EXERCISE DIRECTIONS -
Drop every picture, then transcribe the remaining data exactly.
━━ MATERIAL SUPPLIED ━━
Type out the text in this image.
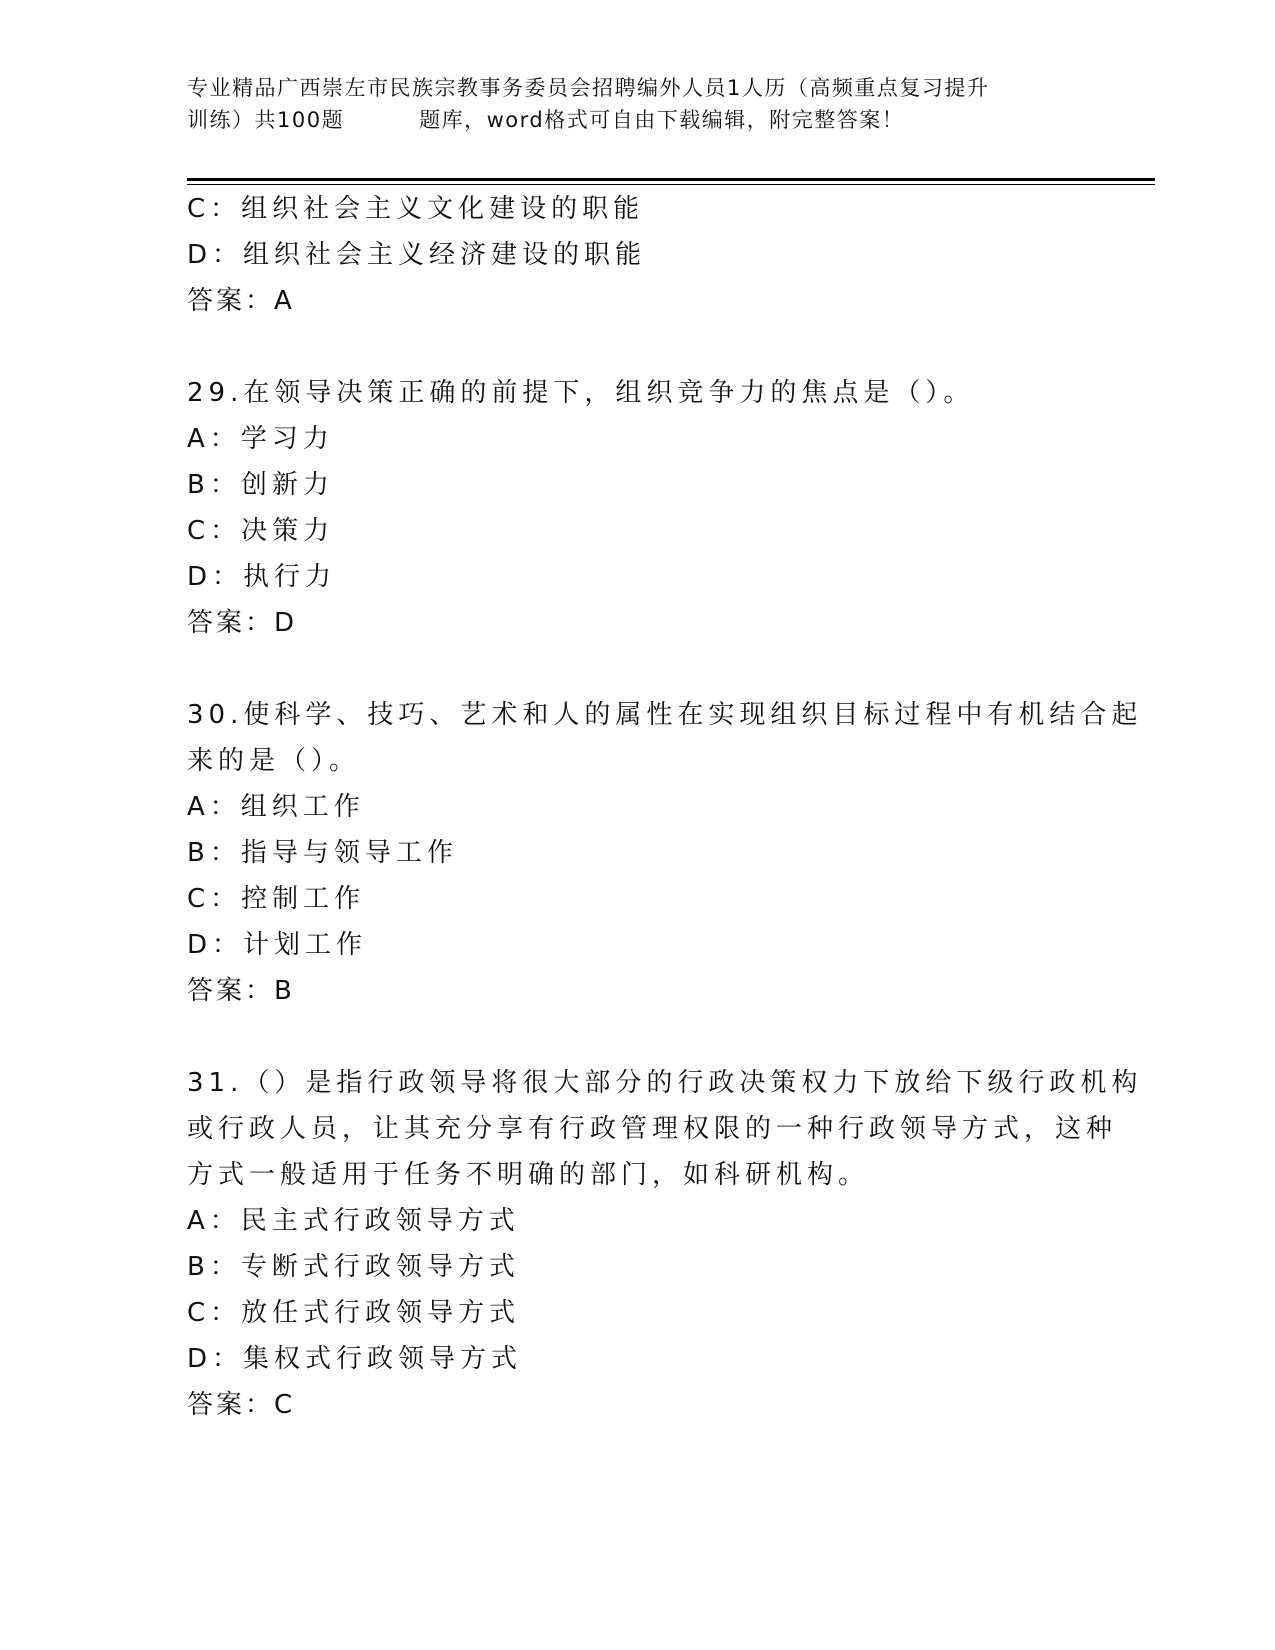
专业精品广西崇左市民族宗教事务委员会招聘编外人员1人历（高频重点复习提升
训练）共100题	题库，word格式可自由下载编辑，附完整答案！
C：组织社会主义文化建设的职能
D：组织社会主义经济建设的职能
答案：A
29.在领导决策正确的前提下，组织竞争力的焦点是（）。
A：学习力
B：创新力
C：决策力
D：执行力
答案：D
30.使科学、技巧、艺术和人的属性在实现组织目标过程中有机结合起
来的是（）。
A：组织工作
B：指导与领导工作
C：控制工作
D：计划工作
答案：B
31.（）是指行政领导将很大部分的行政决策权力下放给下级行政机构
或行政人员，让其充分享有行政管理权限的一种行政领导方式，这种
方式一般适用于任务不明确的部门，如科研机构。
A：民主式行政领导方式
B：专断式行政领导方式
C：放任式行政领导方式
D：集权式行政领导方式
答案：C
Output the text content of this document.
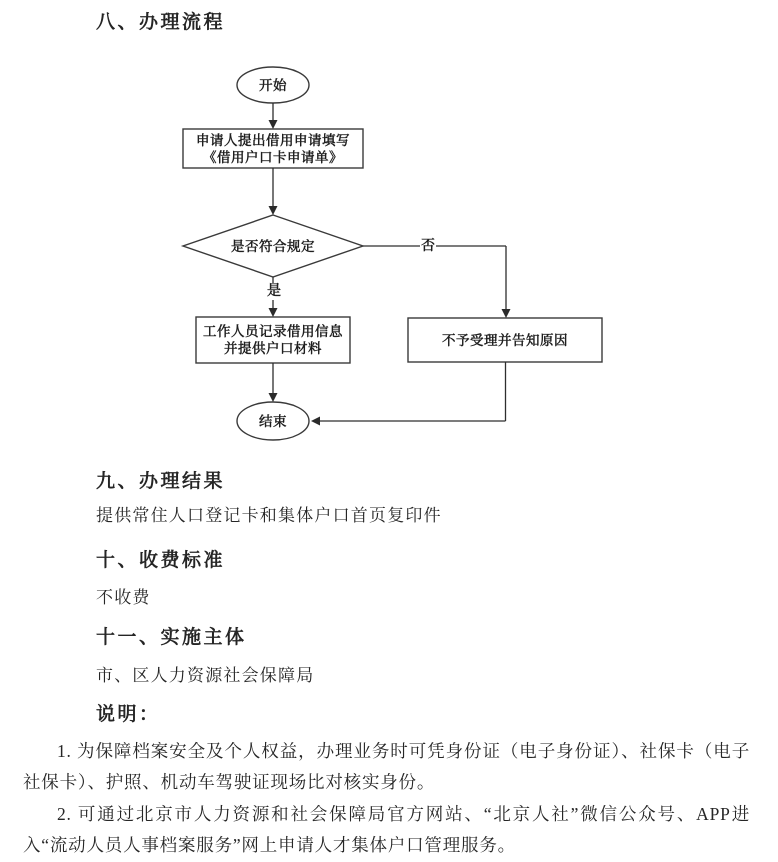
八、办理流程
开始
申请人提出借用申请填写
《借用户口卡申请单》
是否符合规定
是
否
工作人员记录借用信息
并提供户口材料
不予受理并告知原因
结束
九、办理结果

提供常住人口登记卡和集体户口首页复印件

十、收费标准

不收费

十一、实施主体

市、区人力资源社会保障局

说明：

1. 为保障档案安全及个人权益，办理业务时可凭身份证（电子身份证）、社保卡（电子社保卡）、护照、机动车驾驶证现场比对核实身份。

2. 可通过北京市人力资源和社会保障局官方网站、“北京人社”微信公众号、APP进入“流动人员人事档案服务”网上申请人才集体户口管理服务。
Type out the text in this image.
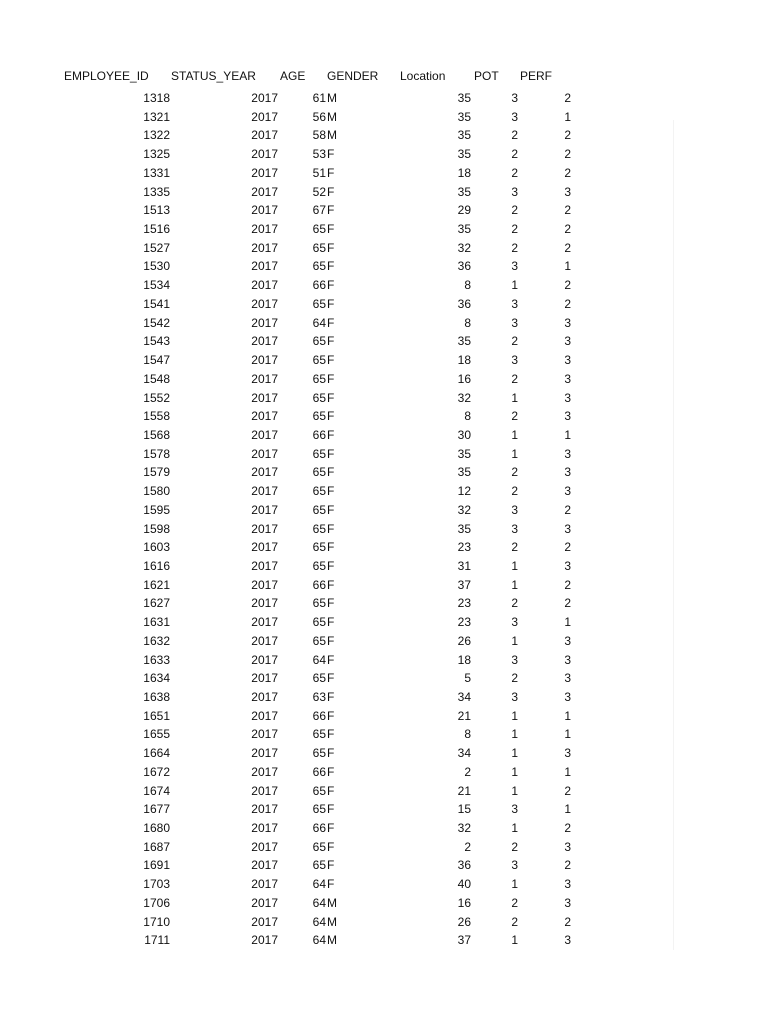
EMPLOYEE_ID STATUS_YEAR AGE GENDER Location POT PERF
1318	2017	61 M	35	3	2
1321	2017	56 M	35	3	1
1322	2017	58 M	35	2	2
1325	2017	53 F	35	2	2
1331	2017	51 F	18	2	2
1335	2017	52 F	35	3	3
1513	2017	67 F	29	2	2
1516	2017	65 F	35	2	2
1527	2017	65 F	32	2	2
1530	2017	65 F	36	3	1
1534	2017	66 F	8	1	2
1541	2017	65 F	36	3	2
1542	2017	64 F	8	3	3
1543	2017	65 F	35	2	3
1547	2017	65 F	18	3	3
1548	2017	65 F	16	2	3
1552	2017	65 F	32	1	3
1558	2017	65 F	8	2	3
1568	2017	66 F	30	1	1
1578	2017	65 F	35	1	3
1579	2017	65 F	35	2	3
1580	2017	65 F	12	2	3
1595	2017	65 F	32	3	2
1598	2017	65 F	35	3	3
1603	2017	65 F	23	2	2
1616	2017	65 F	31	1	3
1621	2017	66 F	37	1	2
1627	2017	65 F	23	2	2
1631	2017	65 F	23	3	1
1632	2017	65 F	26	1	3
1633	2017	64 F	18	3	3
1634	2017	65 F	5	2	3
1638	2017	63 F	34	3	3
1651	2017	66 F	21	1	1
1655	2017	65 F	8	1	1
1664	2017	65 F	34	1	3
1672	2017	66 F	2	1	1
1674	2017	65 F	21	1	2
1677	2017	65 F	15	3	1
1680	2017	66 F	32	1	2
1687	2017	65 F	2	2	3
1691	2017	65 F	36	3	2
1703	2017	64 F	40	1	3
1706	2017	64 M	16	2	3
1710	2017	64 M	26	2	2
1711	2017	64 M	37	1	3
━━━
TASK RESULT -
Type out the text in this image.
专业精品广西崇左市民族宗教事务委员会招聘编外人员1人历（高频重点复习提升
训练）共100题	题库，word格式可自由下载编辑，附完整答案！
C：组织社会主义文化建设的职能
D：组织社会主义经济建设的职能
答案：A
29.在领导决策正确的前提下，组织竞争力的焦点是（）。
A：学习力
B：创新力
C：决策力
D：执行力
答案：D
30.使科学、技巧、艺术和人的属性在实现组织目标过程中有机结合起
来的是（）。
A：组织工作
B：指导与领导工作
C：控制工作
D：计划工作
答案：B
31.（）是指行政领导将很大部分的行政决策权力下放给下级行政机构
或行政人员，让其充分享有行政管理权限的一种行政领导方式，这种
方式一般适用于任务不明确的部门，如科研机构。
A：民主式行政领导方式
B：专断式行政领导方式
C：放任式行政领导方式
D：集权式行政领导方式
答案：C
Output the text content of this document.
八、办理流程
开始
申请人提出借用申请填写
《借用户口卡申请单》
是否符合规定
是
否
工作人员记录借用信息
并提供户口材料
不予受理并告知原因
结束
九、办理结果

提供常住人口登记卡和集体户口首页复印件

十、收费标准

不收费

十一、实施主体

市、区人力资源社会保障局

说明：

1. 为保障档案安全及个人权益，办理业务时可凭身份证（电子身份证）、社保卡（电子社保卡）、护照、机动车驾驶证现场比对核实身份。

2. 可通过北京市人力资源和社会保障局官方网站、“北京人社”微信公众号、APP进入“流动人员人事档案服务”网上申请人才集体户口管理服务。
Type out the text in this image.
EMPLOYEE_ID STATUS_YEAR AGE GENDER Location POT PERF
1318	2017	61 M	35	3	2
1321	2017	56 M	35	3	1
1322	2017	58 M	35	2	2
1325	2017	53 F	35	2	2
1331	2017	51 F	18	2	2
1335	2017	52 F	35	3	3
1513	2017	67 F	29	2	2
1516	2017	65 F	35	2	2
1527	2017	65 F	32	2	2
1530	2017	65 F	36	3	1
1534	2017	66 F	8	1	2
1541	2017	65 F	36	3	2
1542	2017	64 F	8	3	3
1543	2017	65 F	35	2	3
1547	2017	65 F	18	3	3
1548	2017	65 F	16	2	3
1552	2017	65 F	32	1	3
1558	2017	65 F	8	2	3
1568	2017	66 F	30	1	1
1578	2017	65 F	35	1	3
1579	2017	65 F	35	2	3
1580	2017	65 F	12	2	3
1595	2017	65 F	32	3	2
1598	2017	65 F	35	3	3
1603	2017	65 F	23	2	2
1616	2017	65 F	31	1	3
1621	2017	66 F	37	1	2
1627	2017	65 F	23	2	2
1631	2017	65 F	23	3	1
1632	2017	65 F	26	1	3
1633	2017	64 F	18	3	3
1634	2017	65 F	5	2	3
1638	2017	63 F	34	3	3
1651	2017	66 F	21	1	1
1655	2017	65 F	8	1	1
1664	2017	65 F	34	1	3
1672	2017	66 F	2	1	1
1674	2017	65 F	21	1	2
1677	2017	65 F	15	3	1
1680	2017	66 F	32	1	2
1687	2017	65 F	2	2	3
1691	2017	65 F	36	3	2
1703	2017	64 F	40	1	3
1706	2017	64 M	16	2	3
1710	2017	64 M	26	2	2
1711	2017	64 M	37	1	3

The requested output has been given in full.